## begin

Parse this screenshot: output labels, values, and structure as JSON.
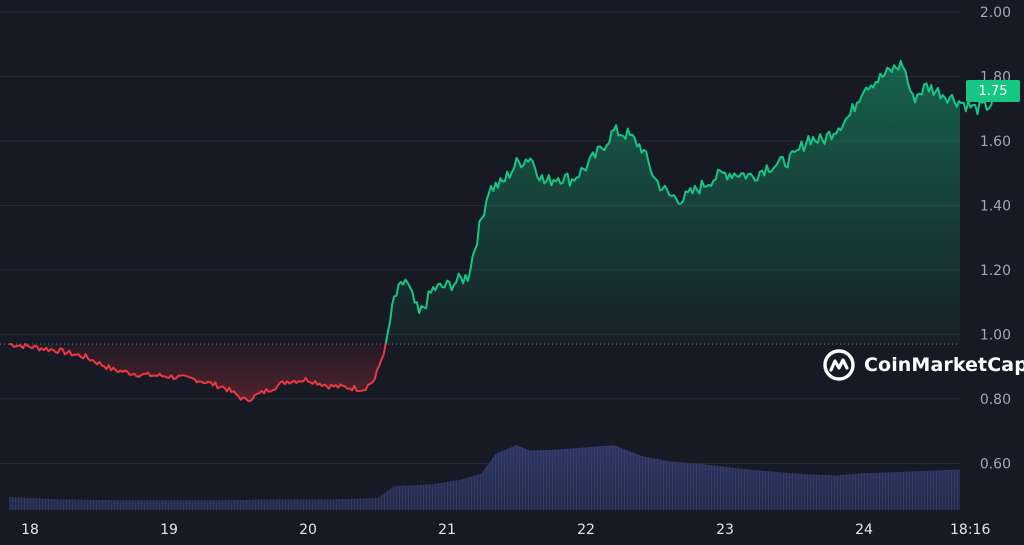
{
  "chart_data": {
    "type": "area",
    "title": "",
    "xlabel": "",
    "ylabel": "",
    "ylim": [
      0.48,
      2.0
    ],
    "yticks": [
      "2.00",
      "1.80",
      "1.60",
      "1.40",
      "1.20",
      "1.00",
      "0.80",
      "0.60"
    ],
    "xticks": [
      "18",
      "19",
      "20",
      "21",
      "22",
      "23",
      "24",
      "18:16"
    ],
    "baseline": 0.97,
    "current_price": "1.75",
    "colors": {
      "up": "#16c784",
      "down": "#ea3943",
      "volume": "#2b3358"
    },
    "series": [
      {
        "values_by_day": [
          [
            17.85,
            0.97
          ],
          [
            18.0,
            0.962
          ],
          [
            18.2,
            0.95
          ],
          [
            18.4,
            0.93
          ],
          [
            18.6,
            0.89
          ],
          [
            18.8,
            0.875
          ],
          [
            19.0,
            0.87
          ],
          [
            19.2,
            0.86
          ],
          [
            19.4,
            0.835
          ],
          [
            19.55,
            0.795
          ],
          [
            19.7,
            0.825
          ],
          [
            19.85,
            0.855
          ],
          [
            20.0,
            0.86
          ],
          [
            20.15,
            0.84
          ],
          [
            20.3,
            0.835
          ],
          [
            20.4,
            0.83
          ],
          [
            20.48,
            0.86
          ],
          [
            20.56,
            0.965
          ],
          [
            20.62,
            1.11
          ],
          [
            20.7,
            1.17
          ],
          [
            20.8,
            1.06
          ],
          [
            20.9,
            1.14
          ],
          [
            21.0,
            1.15
          ],
          [
            21.15,
            1.18
          ],
          [
            21.25,
            1.36
          ],
          [
            21.3,
            1.45
          ],
          [
            21.4,
            1.47
          ],
          [
            21.5,
            1.53
          ],
          [
            21.6,
            1.55
          ],
          [
            21.7,
            1.47
          ],
          [
            21.8,
            1.49
          ],
          [
            21.9,
            1.48
          ],
          [
            22.0,
            1.52
          ],
          [
            22.1,
            1.57
          ],
          [
            22.2,
            1.63
          ],
          [
            22.3,
            1.62
          ],
          [
            22.4,
            1.58
          ],
          [
            22.5,
            1.48
          ],
          [
            22.6,
            1.43
          ],
          [
            22.7,
            1.42
          ],
          [
            22.8,
            1.45
          ],
          [
            22.9,
            1.48
          ],
          [
            23.0,
            1.5
          ],
          [
            23.1,
            1.5
          ],
          [
            23.2,
            1.49
          ],
          [
            23.3,
            1.52
          ],
          [
            23.4,
            1.53
          ],
          [
            23.5,
            1.55
          ],
          [
            23.6,
            1.61
          ],
          [
            23.7,
            1.6
          ],
          [
            23.8,
            1.64
          ],
          [
            23.9,
            1.68
          ],
          [
            24.0,
            1.77
          ],
          [
            24.1,
            1.79
          ],
          [
            24.2,
            1.82
          ],
          [
            24.28,
            1.84
          ],
          [
            24.35,
            1.73
          ],
          [
            24.45,
            1.77
          ],
          [
            24.6,
            1.74
          ],
          [
            24.7,
            1.72
          ],
          [
            24.8,
            1.7
          ],
          [
            24.9,
            1.71
          ],
          [
            24.98,
            1.75
          ]
        ]
      }
    ],
    "volume_relative": [
      [
        17.85,
        0.12
      ],
      [
        18.2,
        0.1
      ],
      [
        18.6,
        0.09
      ],
      [
        19.0,
        0.09
      ],
      [
        19.4,
        0.09
      ],
      [
        19.8,
        0.1
      ],
      [
        20.2,
        0.1
      ],
      [
        20.5,
        0.11
      ],
      [
        20.62,
        0.22
      ],
      [
        20.9,
        0.24
      ],
      [
        21.1,
        0.28
      ],
      [
        21.25,
        0.34
      ],
      [
        21.35,
        0.52
      ],
      [
        21.5,
        0.6
      ],
      [
        21.6,
        0.55
      ],
      [
        21.8,
        0.56
      ],
      [
        22.0,
        0.58
      ],
      [
        22.2,
        0.6
      ],
      [
        22.4,
        0.5
      ],
      [
        22.6,
        0.45
      ],
      [
        22.8,
        0.43
      ],
      [
        23.0,
        0.4
      ],
      [
        23.2,
        0.37
      ],
      [
        23.4,
        0.35
      ],
      [
        23.6,
        0.33
      ],
      [
        23.8,
        0.32
      ],
      [
        24.0,
        0.34
      ],
      [
        24.2,
        0.35
      ],
      [
        24.4,
        0.36
      ],
      [
        24.6,
        0.37
      ],
      [
        24.8,
        0.38
      ],
      [
        24.98,
        0.38
      ]
    ]
  },
  "watermark": {
    "brand_text": "CoinMarketCap",
    "logo_icon": "coinmarketcap-logo-icon"
  }
}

## end

EXERCISE BRIEF: Restate the whole listing above exactly, please, omitting every image.

ANSWER BELOW:
Parse this screenshot: output labels, values, and structure as JSON.
{
  "chart_data": {
    "type": "area",
    "title": "",
    "xlabel": "",
    "ylabel": "",
    "ylim": [
      0.48,
      2.0
    ],
    "yticks": [
      "2.00",
      "1.80",
      "1.60",
      "1.40",
      "1.20",
      "1.00",
      "0.80",
      "0.60"
    ],
    "xticks": [
      "18",
      "19",
      "20",
      "21",
      "22",
      "23",
      "24",
      "18:16"
    ],
    "baseline": 0.97,
    "current_price": "1.75",
    "colors": {
      "up": "#16c784",
      "down": "#ea3943",
      "volume": "#2b3358"
    },
    "series": [
      {
        "values_by_day": [
          [
            17.85,
            0.97
          ],
          [
            18.0,
            0.962
          ],
          [
            18.2,
            0.95
          ],
          [
            18.4,
            0.93
          ],
          [
            18.6,
            0.89
          ],
          [
            18.8,
            0.875
          ],
          [
            19.0,
            0.87
          ],
          [
            19.2,
            0.86
          ],
          [
            19.4,
            0.835
          ],
          [
            19.55,
            0.795
          ],
          [
            19.7,
            0.825
          ],
          [
            19.85,
            0.855
          ],
          [
            20.0,
            0.86
          ],
          [
            20.15,
            0.84
          ],
          [
            20.3,
            0.835
          ],
          [
            20.4,
            0.83
          ],
          [
            20.48,
            0.86
          ],
          [
            20.56,
            0.965
          ],
          [
            20.62,
            1.11
          ],
          [
            20.7,
            1.17
          ],
          [
            20.8,
            1.06
          ],
          [
            20.9,
            1.14
          ],
          [
            21.0,
            1.15
          ],
          [
            21.15,
            1.18
          ],
          [
            21.25,
            1.36
          ],
          [
            21.3,
            1.45
          ],
          [
            21.4,
            1.47
          ],
          [
            21.5,
            1.53
          ],
          [
            21.6,
            1.55
          ],
          [
            21.7,
            1.47
          ],
          [
            21.8,
            1.49
          ],
          [
            21.9,
            1.48
          ],
          [
            22.0,
            1.52
          ],
          [
            22.1,
            1.57
          ],
          [
            22.2,
            1.63
          ],
          [
            22.3,
            1.62
          ],
          [
            22.4,
            1.58
          ],
          [
            22.5,
            1.48
          ],
          [
            22.6,
            1.43
          ],
          [
            22.7,
            1.42
          ],
          [
            22.8,
            1.45
          ],
          [
            22.9,
            1.48
          ],
          [
            23.0,
            1.5
          ],
          [
            23.1,
            1.5
          ],
          [
            23.2,
            1.49
          ],
          [
            23.3,
            1.52
          ],
          [
            23.4,
            1.53
          ],
          [
            23.5,
            1.55
          ],
          [
            23.6,
            1.61
          ],
          [
            23.7,
            1.6
          ],
          [
            23.8,
            1.64
          ],
          [
            23.9,
            1.68
          ],
          [
            24.0,
            1.77
          ],
          [
            24.1,
            1.79
          ],
          [
            24.2,
            1.82
          ],
          [
            24.28,
            1.84
          ],
          [
            24.35,
            1.73
          ],
          [
            24.45,
            1.77
          ],
          [
            24.6,
            1.74
          ],
          [
            24.7,
            1.72
          ],
          [
            24.8,
            1.7
          ],
          [
            24.9,
            1.71
          ],
          [
            24.98,
            1.75
          ]
        ]
      }
    ],
    "volume_relative": [
      [
        17.85,
        0.12
      ],
      [
        18.2,
        0.1
      ],
      [
        18.6,
        0.09
      ],
      [
        19.0,
        0.09
      ],
      [
        19.4,
        0.09
      ],
      [
        19.8,
        0.1
      ],
      [
        20.2,
        0.1
      ],
      [
        20.5,
        0.11
      ],
      [
        20.62,
        0.22
      ],
      [
        20.9,
        0.24
      ],
      [
        21.1,
        0.28
      ],
      [
        21.25,
        0.34
      ],
      [
        21.35,
        0.52
      ],
      [
        21.5,
        0.6
      ],
      [
        21.6,
        0.55
      ],
      [
        21.8,
        0.56
      ],
      [
        22.0,
        0.58
      ],
      [
        22.2,
        0.6
      ],
      [
        22.4,
        0.5
      ],
      [
        22.6,
        0.45
      ],
      [
        22.8,
        0.43
      ],
      [
        23.0,
        0.4
      ],
      [
        23.2,
        0.37
      ],
      [
        23.4,
        0.35
      ],
      [
        23.6,
        0.33
      ],
      [
        23.8,
        0.32
      ],
      [
        24.0,
        0.34
      ],
      [
        24.2,
        0.35
      ],
      [
        24.4,
        0.36
      ],
      [
        24.6,
        0.37
      ],
      [
        24.8,
        0.38
      ],
      [
        24.98,
        0.38
      ]
    ]
  },
  "watermark": {
    "brand_text": "CoinMarketCap",
    "logo_icon": "coinmarketcap-logo-icon"
  }
}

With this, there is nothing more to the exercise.